## AIM OF THE TASK
Lines holding the string "screenshot" are the ones to copy; find them all in the data.

--- start of EXTRACTED ENTRIES ---

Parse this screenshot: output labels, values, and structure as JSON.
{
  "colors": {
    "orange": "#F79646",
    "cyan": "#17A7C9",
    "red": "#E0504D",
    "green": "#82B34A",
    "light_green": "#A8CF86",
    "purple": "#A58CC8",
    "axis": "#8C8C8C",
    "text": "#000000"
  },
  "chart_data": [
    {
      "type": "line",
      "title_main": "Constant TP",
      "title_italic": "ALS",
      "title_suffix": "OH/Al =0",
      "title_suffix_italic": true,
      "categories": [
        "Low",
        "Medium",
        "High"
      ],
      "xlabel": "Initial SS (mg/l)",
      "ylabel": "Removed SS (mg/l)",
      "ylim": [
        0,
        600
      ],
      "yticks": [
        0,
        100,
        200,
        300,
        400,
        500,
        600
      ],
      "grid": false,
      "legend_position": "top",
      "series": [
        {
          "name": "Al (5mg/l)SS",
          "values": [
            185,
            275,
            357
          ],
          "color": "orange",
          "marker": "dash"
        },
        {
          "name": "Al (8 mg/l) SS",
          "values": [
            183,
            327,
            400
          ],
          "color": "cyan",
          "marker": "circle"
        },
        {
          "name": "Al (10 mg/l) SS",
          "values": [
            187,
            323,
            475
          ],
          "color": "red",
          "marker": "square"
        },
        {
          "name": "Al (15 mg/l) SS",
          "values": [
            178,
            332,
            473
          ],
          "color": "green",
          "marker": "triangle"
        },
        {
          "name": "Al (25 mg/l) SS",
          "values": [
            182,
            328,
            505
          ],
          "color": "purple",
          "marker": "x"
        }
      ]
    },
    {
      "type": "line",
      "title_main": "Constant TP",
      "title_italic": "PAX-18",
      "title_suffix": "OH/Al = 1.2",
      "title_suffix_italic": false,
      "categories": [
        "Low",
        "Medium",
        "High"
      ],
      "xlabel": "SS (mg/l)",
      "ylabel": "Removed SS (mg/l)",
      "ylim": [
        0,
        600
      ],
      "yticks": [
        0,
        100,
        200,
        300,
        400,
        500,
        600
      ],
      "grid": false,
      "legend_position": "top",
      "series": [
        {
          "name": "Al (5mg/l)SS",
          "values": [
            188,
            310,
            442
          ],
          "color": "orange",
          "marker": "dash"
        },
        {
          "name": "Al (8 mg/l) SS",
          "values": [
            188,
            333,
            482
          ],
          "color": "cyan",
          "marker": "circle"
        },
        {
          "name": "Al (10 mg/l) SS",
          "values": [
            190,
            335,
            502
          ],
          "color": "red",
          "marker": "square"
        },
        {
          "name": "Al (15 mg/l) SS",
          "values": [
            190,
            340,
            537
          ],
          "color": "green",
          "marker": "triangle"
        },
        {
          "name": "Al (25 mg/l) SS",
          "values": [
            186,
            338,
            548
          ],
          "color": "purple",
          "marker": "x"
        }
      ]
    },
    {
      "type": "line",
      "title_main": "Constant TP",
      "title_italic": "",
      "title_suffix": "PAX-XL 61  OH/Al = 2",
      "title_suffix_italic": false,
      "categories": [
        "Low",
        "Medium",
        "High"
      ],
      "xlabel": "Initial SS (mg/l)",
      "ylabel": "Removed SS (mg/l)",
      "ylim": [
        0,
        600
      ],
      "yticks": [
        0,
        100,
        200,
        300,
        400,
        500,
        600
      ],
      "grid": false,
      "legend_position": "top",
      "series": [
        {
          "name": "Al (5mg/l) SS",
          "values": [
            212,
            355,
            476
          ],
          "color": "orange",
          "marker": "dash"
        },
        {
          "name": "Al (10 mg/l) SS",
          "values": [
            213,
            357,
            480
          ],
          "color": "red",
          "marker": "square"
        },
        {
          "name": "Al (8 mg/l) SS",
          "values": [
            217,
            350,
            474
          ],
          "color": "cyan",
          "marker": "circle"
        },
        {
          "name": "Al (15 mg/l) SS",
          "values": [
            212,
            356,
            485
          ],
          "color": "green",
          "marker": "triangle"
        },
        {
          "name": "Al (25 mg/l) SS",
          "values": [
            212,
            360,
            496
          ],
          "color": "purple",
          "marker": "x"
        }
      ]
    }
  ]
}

--- end of EXTRACTED ENTRIES ---
--- start of EXTRACTED ENTRIES ---

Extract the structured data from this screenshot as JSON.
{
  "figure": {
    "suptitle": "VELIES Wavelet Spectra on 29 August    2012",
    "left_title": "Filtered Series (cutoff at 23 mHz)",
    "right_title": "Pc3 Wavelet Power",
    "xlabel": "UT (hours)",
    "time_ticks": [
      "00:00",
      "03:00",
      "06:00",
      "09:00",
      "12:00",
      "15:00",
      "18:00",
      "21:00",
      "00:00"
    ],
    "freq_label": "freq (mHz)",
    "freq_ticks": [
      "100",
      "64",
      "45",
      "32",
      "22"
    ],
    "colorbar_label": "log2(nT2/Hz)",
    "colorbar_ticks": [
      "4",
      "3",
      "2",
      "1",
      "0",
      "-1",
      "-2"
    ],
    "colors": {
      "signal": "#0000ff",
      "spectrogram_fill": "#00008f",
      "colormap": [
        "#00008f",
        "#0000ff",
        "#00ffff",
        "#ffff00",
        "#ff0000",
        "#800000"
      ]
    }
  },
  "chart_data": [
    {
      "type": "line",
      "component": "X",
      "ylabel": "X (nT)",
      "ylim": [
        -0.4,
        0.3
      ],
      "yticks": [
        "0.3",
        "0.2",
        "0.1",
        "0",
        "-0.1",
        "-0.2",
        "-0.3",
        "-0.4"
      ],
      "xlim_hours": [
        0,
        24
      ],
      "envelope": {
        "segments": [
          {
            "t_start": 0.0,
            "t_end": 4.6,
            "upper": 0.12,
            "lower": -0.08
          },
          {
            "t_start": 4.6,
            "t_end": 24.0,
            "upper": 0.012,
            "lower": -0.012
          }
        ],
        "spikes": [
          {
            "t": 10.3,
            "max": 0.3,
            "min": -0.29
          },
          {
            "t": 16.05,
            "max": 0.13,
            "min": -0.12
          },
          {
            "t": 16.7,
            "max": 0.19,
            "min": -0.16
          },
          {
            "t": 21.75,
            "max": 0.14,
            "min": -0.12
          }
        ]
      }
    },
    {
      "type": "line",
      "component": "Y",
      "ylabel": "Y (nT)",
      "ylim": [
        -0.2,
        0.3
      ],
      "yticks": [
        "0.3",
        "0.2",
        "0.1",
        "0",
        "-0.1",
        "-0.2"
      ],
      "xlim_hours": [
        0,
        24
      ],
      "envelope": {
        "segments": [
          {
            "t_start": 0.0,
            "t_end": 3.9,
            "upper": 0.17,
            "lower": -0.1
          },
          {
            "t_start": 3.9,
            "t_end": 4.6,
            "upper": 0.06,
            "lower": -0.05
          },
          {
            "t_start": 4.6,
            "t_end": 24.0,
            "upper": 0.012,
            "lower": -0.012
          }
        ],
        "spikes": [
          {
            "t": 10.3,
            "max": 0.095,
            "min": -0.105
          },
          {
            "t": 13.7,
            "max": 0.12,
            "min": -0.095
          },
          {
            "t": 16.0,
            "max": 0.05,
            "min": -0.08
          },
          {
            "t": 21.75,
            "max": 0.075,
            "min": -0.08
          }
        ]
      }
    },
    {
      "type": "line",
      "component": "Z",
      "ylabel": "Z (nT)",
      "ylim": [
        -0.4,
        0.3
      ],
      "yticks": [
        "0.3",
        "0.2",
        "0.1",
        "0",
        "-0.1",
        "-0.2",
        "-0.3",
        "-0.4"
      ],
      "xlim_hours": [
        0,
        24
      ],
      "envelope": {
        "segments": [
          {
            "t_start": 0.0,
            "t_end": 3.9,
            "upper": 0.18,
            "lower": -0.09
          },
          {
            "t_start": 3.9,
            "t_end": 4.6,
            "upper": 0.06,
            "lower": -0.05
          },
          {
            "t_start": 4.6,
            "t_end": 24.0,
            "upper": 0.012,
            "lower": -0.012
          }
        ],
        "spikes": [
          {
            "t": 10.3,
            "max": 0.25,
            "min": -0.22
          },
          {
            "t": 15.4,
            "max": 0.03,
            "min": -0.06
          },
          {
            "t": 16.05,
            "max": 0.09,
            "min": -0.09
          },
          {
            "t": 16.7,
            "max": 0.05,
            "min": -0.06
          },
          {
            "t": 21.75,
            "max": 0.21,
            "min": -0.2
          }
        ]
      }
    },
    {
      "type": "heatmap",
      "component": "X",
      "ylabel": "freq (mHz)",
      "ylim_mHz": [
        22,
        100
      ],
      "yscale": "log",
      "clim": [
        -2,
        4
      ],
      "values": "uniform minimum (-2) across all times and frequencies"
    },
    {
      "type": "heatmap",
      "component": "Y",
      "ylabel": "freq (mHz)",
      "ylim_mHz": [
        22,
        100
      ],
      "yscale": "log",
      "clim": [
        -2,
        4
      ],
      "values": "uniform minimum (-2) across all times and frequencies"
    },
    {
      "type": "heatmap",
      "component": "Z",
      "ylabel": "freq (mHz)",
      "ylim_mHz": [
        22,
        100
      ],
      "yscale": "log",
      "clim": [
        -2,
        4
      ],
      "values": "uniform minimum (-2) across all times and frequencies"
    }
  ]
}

--- end of EXTRACTED ENTRIES ---

## CORRECT RESULT
Parse this screenshot: output labels, values, and structure as JSON.
Extract the structured data from this screenshot as JSON.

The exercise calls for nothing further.